== WRITTEN PROBLEM ==
Please extract the lines of the records from the very first one up to and including the line with "chart-title: ADG 21-56 days [261,18,409,40]", and reproduce them without any change.

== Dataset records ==
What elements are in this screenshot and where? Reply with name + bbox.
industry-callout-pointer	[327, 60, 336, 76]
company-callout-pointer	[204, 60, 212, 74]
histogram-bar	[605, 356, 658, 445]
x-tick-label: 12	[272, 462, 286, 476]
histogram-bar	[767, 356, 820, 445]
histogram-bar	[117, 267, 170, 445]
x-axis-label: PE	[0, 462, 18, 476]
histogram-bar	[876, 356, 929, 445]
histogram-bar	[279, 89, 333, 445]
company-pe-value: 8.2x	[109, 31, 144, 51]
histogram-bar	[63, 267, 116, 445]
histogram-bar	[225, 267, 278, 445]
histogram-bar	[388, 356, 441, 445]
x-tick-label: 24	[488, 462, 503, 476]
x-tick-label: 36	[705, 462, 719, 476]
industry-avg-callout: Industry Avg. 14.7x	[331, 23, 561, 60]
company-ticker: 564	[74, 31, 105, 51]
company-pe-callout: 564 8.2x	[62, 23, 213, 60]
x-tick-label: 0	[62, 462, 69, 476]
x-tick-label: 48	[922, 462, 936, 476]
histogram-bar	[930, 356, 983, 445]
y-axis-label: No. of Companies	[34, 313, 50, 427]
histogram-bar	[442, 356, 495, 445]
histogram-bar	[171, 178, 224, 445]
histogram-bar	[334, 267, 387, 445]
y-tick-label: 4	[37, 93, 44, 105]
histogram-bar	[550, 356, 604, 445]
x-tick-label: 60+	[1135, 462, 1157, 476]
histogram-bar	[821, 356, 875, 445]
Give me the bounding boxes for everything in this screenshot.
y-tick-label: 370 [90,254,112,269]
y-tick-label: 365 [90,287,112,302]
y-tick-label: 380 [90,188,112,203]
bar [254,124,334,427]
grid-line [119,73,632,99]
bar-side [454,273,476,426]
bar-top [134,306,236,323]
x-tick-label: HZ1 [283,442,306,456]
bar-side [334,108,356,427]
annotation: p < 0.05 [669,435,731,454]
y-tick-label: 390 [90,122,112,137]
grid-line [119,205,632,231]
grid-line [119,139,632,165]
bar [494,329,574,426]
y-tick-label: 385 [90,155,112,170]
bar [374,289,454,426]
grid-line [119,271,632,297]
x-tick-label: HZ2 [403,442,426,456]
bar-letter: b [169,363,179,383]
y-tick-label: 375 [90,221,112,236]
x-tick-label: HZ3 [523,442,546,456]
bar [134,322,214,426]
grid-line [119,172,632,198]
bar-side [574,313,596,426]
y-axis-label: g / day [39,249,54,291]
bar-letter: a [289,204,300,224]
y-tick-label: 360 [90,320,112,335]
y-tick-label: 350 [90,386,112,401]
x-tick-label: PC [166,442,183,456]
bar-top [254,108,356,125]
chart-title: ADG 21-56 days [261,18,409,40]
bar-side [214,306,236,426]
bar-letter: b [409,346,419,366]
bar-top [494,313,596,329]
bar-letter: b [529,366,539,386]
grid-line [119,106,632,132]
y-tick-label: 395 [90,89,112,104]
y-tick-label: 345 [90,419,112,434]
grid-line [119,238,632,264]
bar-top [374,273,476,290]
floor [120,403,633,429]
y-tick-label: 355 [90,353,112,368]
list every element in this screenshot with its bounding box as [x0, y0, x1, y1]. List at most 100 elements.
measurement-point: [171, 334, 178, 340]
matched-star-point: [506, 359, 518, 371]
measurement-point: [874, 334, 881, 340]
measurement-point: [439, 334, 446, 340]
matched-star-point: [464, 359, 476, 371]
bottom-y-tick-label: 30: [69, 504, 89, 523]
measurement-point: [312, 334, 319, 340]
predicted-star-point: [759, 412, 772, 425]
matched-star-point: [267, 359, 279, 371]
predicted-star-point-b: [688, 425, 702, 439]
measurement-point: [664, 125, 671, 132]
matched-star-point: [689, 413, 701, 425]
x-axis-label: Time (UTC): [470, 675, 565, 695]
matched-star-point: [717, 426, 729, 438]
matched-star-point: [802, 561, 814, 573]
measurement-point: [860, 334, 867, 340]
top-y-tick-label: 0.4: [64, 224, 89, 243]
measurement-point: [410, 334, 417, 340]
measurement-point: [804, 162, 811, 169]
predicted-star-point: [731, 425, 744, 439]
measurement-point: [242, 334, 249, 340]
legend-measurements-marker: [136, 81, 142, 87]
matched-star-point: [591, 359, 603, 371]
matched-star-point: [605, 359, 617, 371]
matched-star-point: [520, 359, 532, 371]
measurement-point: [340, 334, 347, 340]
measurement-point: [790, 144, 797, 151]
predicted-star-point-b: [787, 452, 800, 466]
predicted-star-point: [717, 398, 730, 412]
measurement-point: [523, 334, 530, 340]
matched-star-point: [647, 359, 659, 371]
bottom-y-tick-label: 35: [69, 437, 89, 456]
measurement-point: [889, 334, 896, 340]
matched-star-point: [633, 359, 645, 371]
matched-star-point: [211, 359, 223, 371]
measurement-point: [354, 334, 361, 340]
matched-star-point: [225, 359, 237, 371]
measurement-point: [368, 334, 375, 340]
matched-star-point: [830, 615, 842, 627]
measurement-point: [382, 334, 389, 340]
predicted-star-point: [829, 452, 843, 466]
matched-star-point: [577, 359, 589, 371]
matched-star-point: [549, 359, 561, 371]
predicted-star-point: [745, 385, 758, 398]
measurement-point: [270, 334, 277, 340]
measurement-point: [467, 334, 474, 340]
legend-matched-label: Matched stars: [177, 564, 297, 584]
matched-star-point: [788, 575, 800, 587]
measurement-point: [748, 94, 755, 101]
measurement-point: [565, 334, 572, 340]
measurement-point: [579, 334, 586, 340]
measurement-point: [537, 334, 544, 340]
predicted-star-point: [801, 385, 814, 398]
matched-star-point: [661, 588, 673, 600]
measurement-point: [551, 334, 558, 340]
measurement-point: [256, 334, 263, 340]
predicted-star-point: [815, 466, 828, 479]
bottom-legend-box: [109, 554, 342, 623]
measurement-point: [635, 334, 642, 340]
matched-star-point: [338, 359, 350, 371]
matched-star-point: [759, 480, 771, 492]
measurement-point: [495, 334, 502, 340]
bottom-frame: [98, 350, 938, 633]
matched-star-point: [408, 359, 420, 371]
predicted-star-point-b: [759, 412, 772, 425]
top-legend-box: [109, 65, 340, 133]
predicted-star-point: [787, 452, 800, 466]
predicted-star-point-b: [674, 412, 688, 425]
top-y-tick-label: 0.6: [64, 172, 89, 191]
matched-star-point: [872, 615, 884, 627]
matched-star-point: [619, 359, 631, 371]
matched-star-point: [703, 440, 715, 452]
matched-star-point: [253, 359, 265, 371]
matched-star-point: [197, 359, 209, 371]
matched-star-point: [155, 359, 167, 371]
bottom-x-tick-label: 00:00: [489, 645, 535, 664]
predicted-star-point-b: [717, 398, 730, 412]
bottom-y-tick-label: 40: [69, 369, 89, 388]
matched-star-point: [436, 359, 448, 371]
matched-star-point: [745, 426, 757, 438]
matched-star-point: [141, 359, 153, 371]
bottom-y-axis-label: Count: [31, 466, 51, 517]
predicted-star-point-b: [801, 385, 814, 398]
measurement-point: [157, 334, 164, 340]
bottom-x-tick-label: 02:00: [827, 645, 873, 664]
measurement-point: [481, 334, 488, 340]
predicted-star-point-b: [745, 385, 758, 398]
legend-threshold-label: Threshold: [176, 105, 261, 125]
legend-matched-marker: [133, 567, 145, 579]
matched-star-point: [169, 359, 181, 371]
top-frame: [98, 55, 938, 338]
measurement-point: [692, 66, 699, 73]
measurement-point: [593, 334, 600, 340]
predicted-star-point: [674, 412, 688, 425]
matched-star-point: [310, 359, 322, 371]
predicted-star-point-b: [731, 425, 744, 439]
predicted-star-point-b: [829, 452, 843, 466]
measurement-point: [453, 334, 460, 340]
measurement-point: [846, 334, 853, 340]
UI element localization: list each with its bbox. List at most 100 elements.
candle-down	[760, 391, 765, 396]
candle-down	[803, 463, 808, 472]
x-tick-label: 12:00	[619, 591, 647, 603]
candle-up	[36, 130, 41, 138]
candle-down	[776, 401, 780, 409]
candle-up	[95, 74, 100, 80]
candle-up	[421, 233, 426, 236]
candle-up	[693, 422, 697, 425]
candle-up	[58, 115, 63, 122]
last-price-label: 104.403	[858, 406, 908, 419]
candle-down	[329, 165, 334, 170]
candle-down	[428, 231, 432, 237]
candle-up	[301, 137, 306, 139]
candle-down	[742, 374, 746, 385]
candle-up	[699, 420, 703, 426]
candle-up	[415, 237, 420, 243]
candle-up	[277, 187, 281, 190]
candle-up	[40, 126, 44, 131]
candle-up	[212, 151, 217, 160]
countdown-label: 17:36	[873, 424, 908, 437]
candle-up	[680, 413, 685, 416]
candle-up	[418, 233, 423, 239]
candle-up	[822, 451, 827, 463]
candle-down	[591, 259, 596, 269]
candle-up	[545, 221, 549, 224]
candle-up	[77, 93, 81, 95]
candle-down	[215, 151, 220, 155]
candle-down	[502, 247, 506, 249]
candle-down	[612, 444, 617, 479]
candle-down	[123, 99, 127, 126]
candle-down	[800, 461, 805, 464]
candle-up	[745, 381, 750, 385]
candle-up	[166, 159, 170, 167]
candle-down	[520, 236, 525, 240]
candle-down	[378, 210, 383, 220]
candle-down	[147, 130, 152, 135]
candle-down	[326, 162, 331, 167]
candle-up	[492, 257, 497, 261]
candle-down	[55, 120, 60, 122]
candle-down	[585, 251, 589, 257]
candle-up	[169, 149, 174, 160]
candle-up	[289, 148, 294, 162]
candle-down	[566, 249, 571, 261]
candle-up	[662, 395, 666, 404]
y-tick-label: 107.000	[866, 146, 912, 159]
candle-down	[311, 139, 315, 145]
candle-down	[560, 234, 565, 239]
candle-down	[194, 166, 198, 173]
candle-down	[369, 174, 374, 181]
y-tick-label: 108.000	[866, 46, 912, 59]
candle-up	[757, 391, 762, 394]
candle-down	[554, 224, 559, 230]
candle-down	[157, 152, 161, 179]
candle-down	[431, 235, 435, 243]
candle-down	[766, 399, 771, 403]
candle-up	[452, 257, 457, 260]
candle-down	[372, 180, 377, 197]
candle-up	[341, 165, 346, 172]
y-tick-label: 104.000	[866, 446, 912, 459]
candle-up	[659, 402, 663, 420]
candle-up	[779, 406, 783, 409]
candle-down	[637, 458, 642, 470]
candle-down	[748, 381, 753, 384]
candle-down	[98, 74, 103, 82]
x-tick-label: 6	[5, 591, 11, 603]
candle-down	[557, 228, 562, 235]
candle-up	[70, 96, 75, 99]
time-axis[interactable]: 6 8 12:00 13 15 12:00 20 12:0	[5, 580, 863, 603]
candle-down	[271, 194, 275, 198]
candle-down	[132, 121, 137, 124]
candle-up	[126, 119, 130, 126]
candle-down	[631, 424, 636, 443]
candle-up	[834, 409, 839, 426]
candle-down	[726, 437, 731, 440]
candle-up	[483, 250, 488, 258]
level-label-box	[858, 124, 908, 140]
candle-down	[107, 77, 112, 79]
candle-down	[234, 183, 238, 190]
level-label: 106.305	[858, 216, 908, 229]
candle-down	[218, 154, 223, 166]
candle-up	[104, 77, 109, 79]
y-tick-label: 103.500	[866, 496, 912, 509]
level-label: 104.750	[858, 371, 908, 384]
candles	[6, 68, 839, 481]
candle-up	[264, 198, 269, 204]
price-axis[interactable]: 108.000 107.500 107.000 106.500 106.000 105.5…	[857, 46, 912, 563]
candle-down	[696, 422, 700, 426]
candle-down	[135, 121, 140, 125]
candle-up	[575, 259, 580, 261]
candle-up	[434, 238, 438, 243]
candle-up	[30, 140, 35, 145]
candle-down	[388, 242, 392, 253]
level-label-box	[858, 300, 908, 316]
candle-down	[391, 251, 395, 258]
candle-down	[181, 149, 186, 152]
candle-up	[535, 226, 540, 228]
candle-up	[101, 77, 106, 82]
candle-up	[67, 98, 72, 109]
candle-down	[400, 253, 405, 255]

== ANSWER ==
What elements are in this screenshot and where? Reply with name + bbox.
industry-callout-pointer	[327, 60, 336, 76]
company-callout-pointer	[204, 60, 212, 74]
histogram-bar	[605, 356, 658, 445]
x-tick-label: 12	[272, 462, 286, 476]
histogram-bar	[767, 356, 820, 445]
histogram-bar	[117, 267, 170, 445]
x-axis-label: PE	[0, 462, 18, 476]
histogram-bar	[876, 356, 929, 445]
histogram-bar	[279, 89, 333, 445]
company-pe-value: 8.2x	[109, 31, 144, 51]
histogram-bar	[63, 267, 116, 445]
histogram-bar	[225, 267, 278, 445]
histogram-bar	[388, 356, 441, 445]
x-tick-label: 24	[488, 462, 503, 476]
x-tick-label: 36	[705, 462, 719, 476]
industry-avg-callout: Industry Avg. 14.7x	[331, 23, 561, 60]
company-ticker: 564	[74, 31, 105, 51]
company-pe-callout: 564 8.2x	[62, 23, 213, 60]
x-tick-label: 0	[62, 462, 69, 476]
x-tick-label: 48	[922, 462, 936, 476]
histogram-bar	[930, 356, 983, 445]
y-axis-label: No. of Companies	[34, 313, 50, 427]
histogram-bar	[442, 356, 495, 445]
histogram-bar	[171, 178, 224, 445]
histogram-bar	[334, 267, 387, 445]
y-tick-label: 4	[37, 93, 44, 105]
histogram-bar	[550, 356, 604, 445]
x-tick-label: 60+	[1135, 462, 1157, 476]
histogram-bar	[821, 356, 875, 445]
Give me the bounding boxes for everything in this screenshot.
y-tick-label: 370 [90,254,112,269]
y-tick-label: 365 [90,287,112,302]
y-tick-label: 380 [90,188,112,203]
bar [254,124,334,427]
grid-line [119,73,632,99]
bar-side [454,273,476,426]
bar-top [134,306,236,323]
x-tick-label: HZ1 [283,442,306,456]
bar-side [334,108,356,427]
annotation: p < 0.05 [669,435,731,454]
y-tick-label: 390 [90,122,112,137]
grid-line [119,205,632,231]
grid-line [119,139,632,165]
bar [494,329,574,426]
y-tick-label: 385 [90,155,112,170]
bar [374,289,454,426]
grid-line [119,271,632,297]
x-tick-label: HZ2 [403,442,426,456]
bar-letter: b [169,363,179,383]
y-tick-label: 375 [90,221,112,236]
x-tick-label: HZ3 [523,442,546,456]
bar [134,322,214,426]
grid-line [119,172,632,198]
bar-side [574,313,596,426]
y-axis-label: g / day [39,249,54,291]
bar-letter: a [289,204,300,224]
y-tick-label: 360 [90,320,112,335]
y-tick-label: 350 [90,386,112,401]
x-tick-label: PC [166,442,183,456]
bar-top [254,108,356,125]
chart-title: ADG 21-56 days [261,18,409,40]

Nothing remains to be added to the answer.